→ **Exercise prompt**:
Your task is to copy each line that has the word "сказано".

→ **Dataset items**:
· · · · · · ·

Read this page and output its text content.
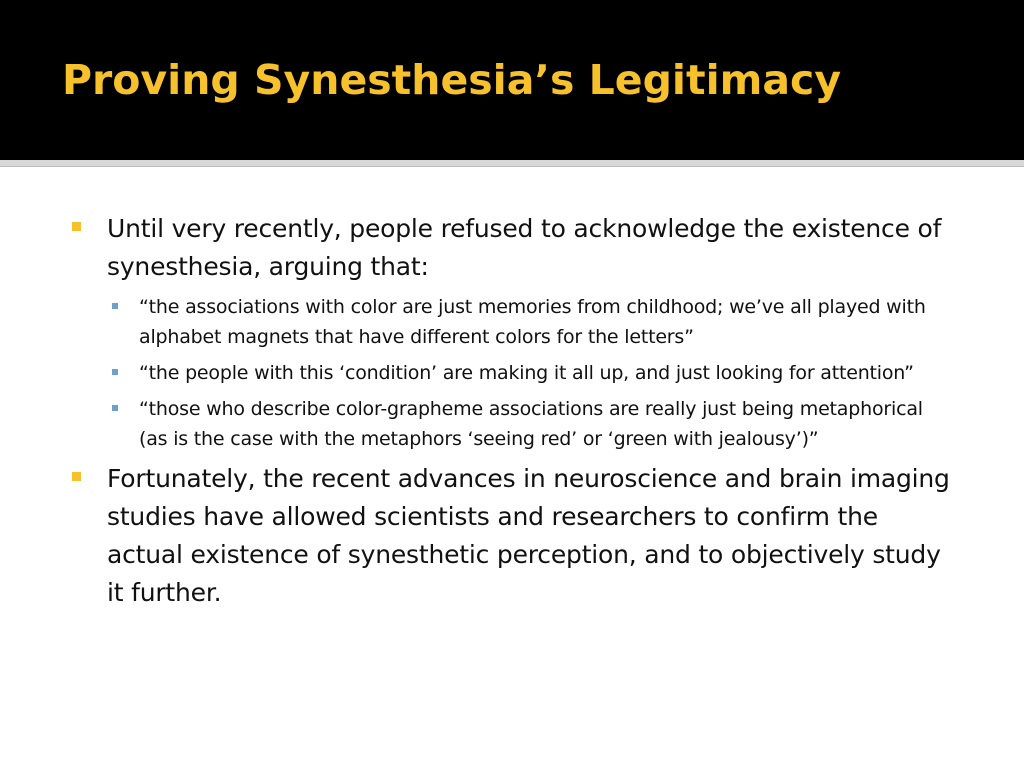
Proving Synesthesia’s Legitimacy

Until very recently, people refused to acknowledge the existence of synesthesia, arguing that:

“the associations with color are just memories from childhood; we’ve all played with alphabet magnets that have different colors for the letters”

“the people with this ‘condition’ are making it all up, and just looking for attention”

“those who describe color-grapheme associations are really just being metaphorical (as is the case with the metaphors ‘seeing red’ or ‘green with jealousy’)”

Fortunately, the recent advances in neuroscience and brain imaging studies have allowed scientists and researchers to confirm the actual existence of synesthetic perception, and to objectively study it further.
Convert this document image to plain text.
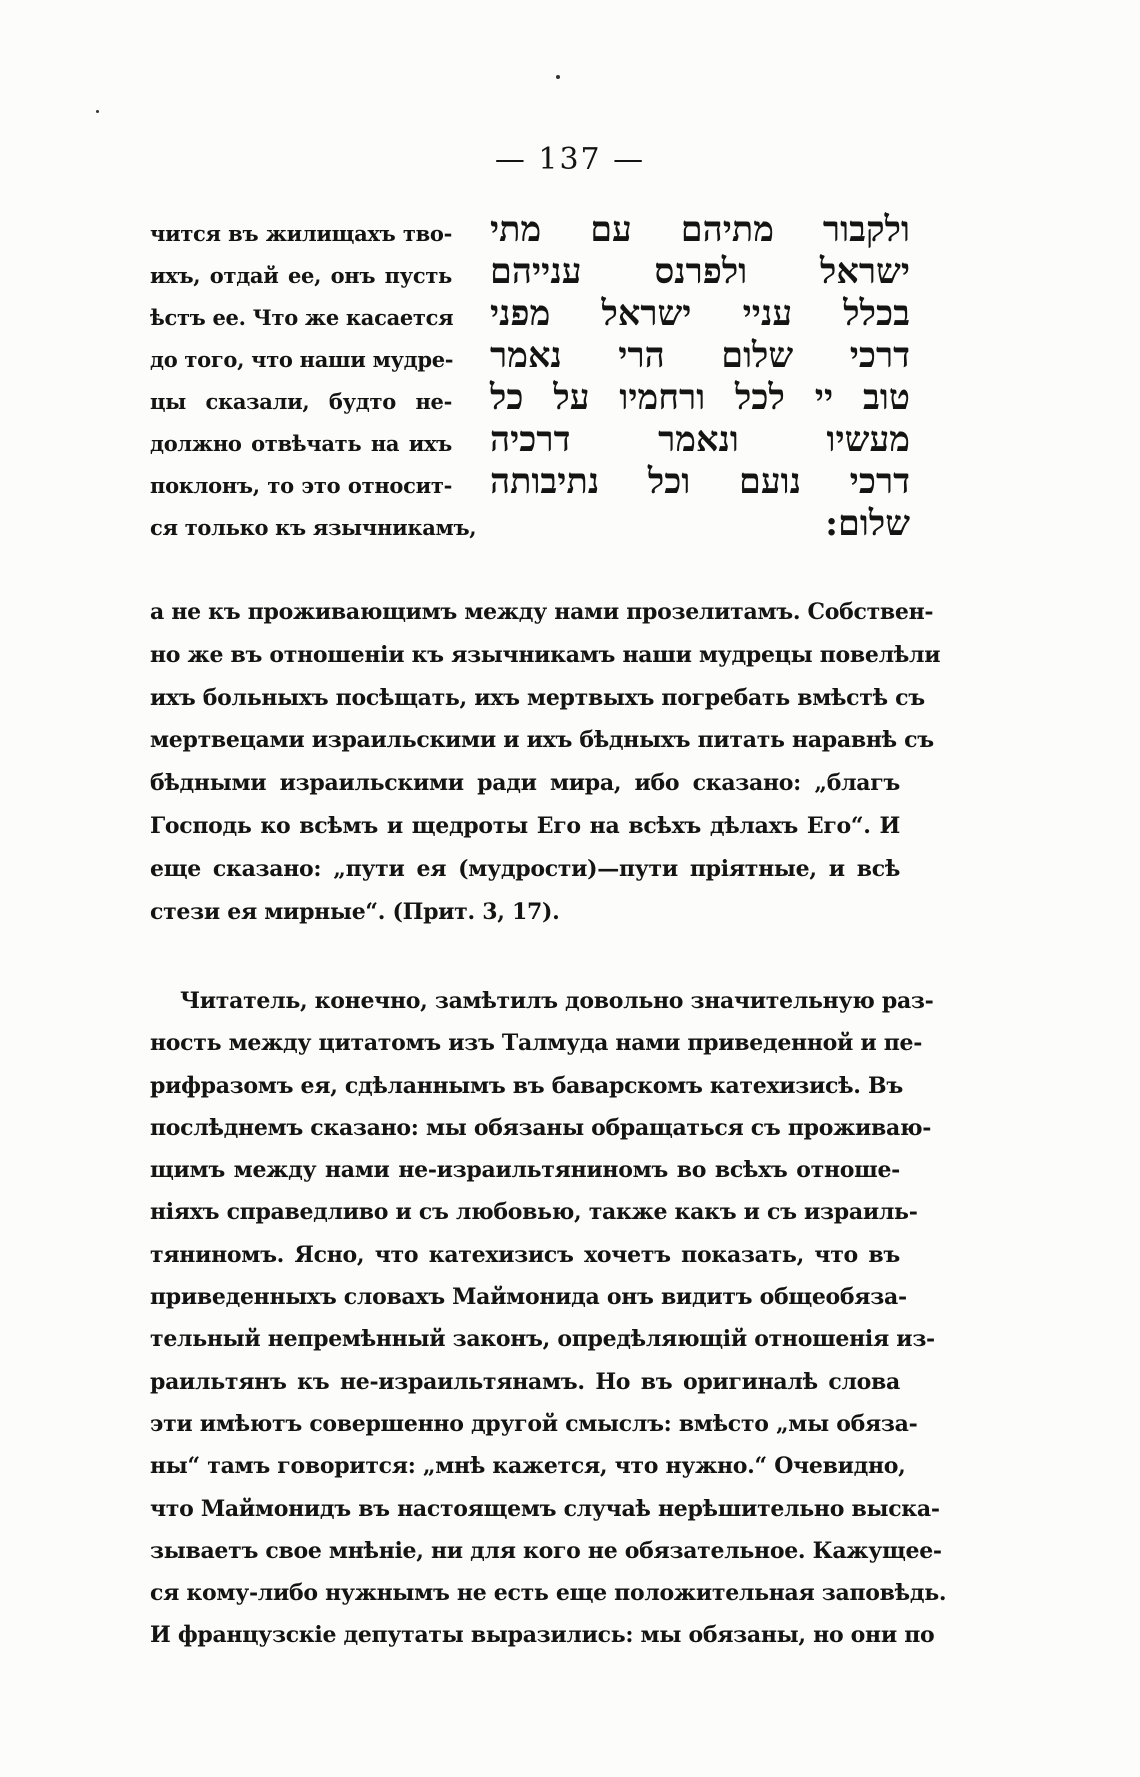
— 137 —
чится въ жилищахъ тво-
ихъ, отдай ее, онъ пусть
ѣстъ ее. Что же касается
до того, что наши мудре-
цы сказали, будто не-
должно отвѣчать на ихъ
поклонъ, то это относит-
ся только къ язычникамъ,
ולקבור מתיהם עם מתי
ישראל ולפרנס ענייהם
בכלל עניי ישראל מפני
דרכי שלום הרי נאמר
טוב יי לכל ורחמיו על כל
מעשיו ונאמר דרכיה
דרכי נועם וכל נתיבותה
שלום:
а не къ проживающимъ между нами прозелитамъ. Собствен-
но же въ отношеніи къ язычникамъ наши мудрецы повелѣли
ихъ больныхъ посѣщать, ихъ мертвыхъ погребать вмѣстѣ съ
мертвецами израильскими и ихъ бѣдныхъ питать наравнѣ съ
бѣдными израильскими ради мира, ибо сказано: „благъ
Господь ко всѣмъ и щедроты Его на всѣхъ дѣлахъ Его“. И
еще сказано: „пути ея (мудрости)—пути пріятные, и всѣ
стези ея мирные“. (Прит. 3, 17).
Читатель, конечно, замѣтилъ довольно значительную раз-
ность между цитатомъ изъ Талмуда нами приведенной и пе-
рифразомъ ея, сдѣланнымъ въ баварскомъ катехизисѣ. Въ
послѣднемъ сказано: мы обязаны обращаться съ проживаю-
щимъ между нами не-израильтяниномъ во всѣхъ отноше-
ніяхъ справедливо и съ любовью, также какъ и съ израиль-
тяниномъ. Ясно, что катехизисъ хочетъ показать, что въ
приведенныхъ словахъ Маймонида онъ видитъ общеобяза-
тельный непремѣнный законъ, опредѣляющій отношенія из-
раильтянъ къ не-израильтянамъ. Но въ оригиналѣ слова
эти имѣютъ совершенно другой смыслъ: вмѣсто „мы обяза-
ны“ тамъ говорится: „мнѣ кажется, что нужно.“ Очевидно,
что Маймонидъ въ настоящемъ случаѣ нерѣшительно выска-
зываетъ свое мнѣніе, ни для кого не обязательное. Кажущее-
ся кому-либо нужнымъ не есть еще положительная заповѣдь.
И французскіе депутаты выразились: мы обязаны, но они по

· · · · · · ·

→ **Solution for this exercise**:
бѣдными израильскими ради мира, ибо сказано: „благъ
еще сказано: „пути ея (мудрости)—пути пріятные, и всѣ
послѣднемъ сказано: мы обязаны обращаться съ проживаю-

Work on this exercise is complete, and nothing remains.